* Begin *

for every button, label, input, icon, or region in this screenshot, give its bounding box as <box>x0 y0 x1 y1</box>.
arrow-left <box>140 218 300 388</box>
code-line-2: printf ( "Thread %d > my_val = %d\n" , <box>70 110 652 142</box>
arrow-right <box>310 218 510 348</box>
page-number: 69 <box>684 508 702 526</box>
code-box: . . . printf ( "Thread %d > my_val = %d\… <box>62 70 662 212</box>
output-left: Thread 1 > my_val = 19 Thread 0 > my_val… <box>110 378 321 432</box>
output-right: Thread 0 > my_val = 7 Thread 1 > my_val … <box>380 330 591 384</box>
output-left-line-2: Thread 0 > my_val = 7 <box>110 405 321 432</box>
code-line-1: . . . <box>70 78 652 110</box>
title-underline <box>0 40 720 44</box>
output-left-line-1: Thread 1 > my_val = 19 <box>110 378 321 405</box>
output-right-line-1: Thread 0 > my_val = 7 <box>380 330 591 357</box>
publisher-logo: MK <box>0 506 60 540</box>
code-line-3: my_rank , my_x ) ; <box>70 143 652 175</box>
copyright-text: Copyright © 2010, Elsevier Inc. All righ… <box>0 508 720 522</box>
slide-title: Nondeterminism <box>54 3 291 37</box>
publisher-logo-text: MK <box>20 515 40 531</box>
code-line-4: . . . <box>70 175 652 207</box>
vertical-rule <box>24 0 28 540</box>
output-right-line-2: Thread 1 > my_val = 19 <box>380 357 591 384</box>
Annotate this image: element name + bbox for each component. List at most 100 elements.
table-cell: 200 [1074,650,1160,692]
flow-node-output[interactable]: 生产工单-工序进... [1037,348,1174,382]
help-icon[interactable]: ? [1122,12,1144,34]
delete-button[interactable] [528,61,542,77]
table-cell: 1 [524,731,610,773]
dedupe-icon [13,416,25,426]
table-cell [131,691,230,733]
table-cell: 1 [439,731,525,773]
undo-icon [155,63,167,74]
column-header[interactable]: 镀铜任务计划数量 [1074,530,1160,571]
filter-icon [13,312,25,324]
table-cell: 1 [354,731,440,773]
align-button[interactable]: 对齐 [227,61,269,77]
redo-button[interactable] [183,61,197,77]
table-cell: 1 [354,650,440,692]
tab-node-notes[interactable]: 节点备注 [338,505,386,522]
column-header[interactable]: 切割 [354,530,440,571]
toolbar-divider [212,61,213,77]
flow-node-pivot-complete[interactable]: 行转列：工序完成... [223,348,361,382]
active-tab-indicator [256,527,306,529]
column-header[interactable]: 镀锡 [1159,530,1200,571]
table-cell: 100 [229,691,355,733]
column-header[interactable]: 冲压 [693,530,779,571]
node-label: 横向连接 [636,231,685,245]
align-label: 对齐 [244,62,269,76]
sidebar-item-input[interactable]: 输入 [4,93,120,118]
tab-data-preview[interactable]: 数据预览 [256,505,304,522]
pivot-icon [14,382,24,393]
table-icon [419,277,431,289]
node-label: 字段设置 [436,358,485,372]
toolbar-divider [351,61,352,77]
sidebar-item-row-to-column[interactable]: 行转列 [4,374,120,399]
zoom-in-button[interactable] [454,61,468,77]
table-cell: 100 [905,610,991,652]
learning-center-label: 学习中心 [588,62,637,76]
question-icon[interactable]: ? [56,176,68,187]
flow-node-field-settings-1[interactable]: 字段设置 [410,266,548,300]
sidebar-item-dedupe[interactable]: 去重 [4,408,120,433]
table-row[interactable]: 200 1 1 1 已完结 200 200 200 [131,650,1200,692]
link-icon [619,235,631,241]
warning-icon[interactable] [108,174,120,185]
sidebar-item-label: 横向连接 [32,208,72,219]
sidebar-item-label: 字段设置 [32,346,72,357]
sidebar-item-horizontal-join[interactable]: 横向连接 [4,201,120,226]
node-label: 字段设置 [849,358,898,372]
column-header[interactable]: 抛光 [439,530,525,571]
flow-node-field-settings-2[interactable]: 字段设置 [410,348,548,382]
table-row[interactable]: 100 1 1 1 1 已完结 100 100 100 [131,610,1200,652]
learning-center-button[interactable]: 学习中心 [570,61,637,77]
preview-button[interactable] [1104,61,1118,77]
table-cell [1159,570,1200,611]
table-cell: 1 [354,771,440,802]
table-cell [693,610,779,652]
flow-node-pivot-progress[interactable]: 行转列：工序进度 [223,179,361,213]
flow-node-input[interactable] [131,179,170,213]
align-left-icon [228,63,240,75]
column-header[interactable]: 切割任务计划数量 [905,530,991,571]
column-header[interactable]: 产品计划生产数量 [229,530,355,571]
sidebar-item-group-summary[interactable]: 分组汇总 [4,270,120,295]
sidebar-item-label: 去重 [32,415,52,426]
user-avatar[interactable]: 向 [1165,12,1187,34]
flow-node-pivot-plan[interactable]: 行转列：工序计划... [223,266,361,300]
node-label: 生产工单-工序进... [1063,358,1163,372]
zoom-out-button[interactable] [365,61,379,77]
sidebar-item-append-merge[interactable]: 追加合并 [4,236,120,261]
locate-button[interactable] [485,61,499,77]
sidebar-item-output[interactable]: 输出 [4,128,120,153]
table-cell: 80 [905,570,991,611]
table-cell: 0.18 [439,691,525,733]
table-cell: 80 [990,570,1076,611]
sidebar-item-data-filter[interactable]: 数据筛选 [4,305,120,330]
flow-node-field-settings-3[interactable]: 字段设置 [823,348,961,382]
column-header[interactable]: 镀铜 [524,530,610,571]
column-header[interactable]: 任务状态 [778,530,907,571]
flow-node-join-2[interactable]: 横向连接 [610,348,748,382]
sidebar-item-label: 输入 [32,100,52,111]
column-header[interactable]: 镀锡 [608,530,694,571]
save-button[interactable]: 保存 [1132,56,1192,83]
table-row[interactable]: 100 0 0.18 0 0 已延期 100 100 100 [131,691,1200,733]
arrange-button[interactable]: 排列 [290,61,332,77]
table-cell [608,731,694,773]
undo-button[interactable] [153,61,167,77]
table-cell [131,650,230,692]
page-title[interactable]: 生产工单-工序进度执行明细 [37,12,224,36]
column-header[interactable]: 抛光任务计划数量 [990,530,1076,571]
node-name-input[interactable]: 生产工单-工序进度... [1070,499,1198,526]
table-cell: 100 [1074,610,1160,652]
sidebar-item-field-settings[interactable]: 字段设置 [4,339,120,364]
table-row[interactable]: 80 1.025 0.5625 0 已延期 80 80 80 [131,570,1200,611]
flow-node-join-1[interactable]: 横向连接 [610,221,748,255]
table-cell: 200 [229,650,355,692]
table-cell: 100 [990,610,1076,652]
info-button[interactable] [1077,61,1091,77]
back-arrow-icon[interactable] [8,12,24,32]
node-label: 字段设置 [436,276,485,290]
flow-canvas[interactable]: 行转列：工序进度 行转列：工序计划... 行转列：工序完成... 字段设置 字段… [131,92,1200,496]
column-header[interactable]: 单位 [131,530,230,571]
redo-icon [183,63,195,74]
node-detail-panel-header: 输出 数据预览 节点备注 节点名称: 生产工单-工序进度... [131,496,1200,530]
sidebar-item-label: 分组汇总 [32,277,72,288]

* End *

» Instructions to follow: Can you transcribe the material word for word, from its first line through the line that contains "output-left: Thread 1", including that line?

» Completed task:
for every button, label, input, icon, or region in this screenshot, give its bounding box as <box>x0 y0 x1 y1</box>.
arrow-left <box>140 218 300 388</box>
code-line-2: printf ( "Thread %d > my_val = %d\n" , <box>70 110 652 142</box>
arrow-right <box>310 218 510 348</box>
page-number: 69 <box>684 508 702 526</box>
code-box: . . . printf ( "Thread %d > my_val = %d\… <box>62 70 662 212</box>
output-left: Thread 1 > my_val = 19 Thread 0 > my_val… <box>110 378 321 432</box>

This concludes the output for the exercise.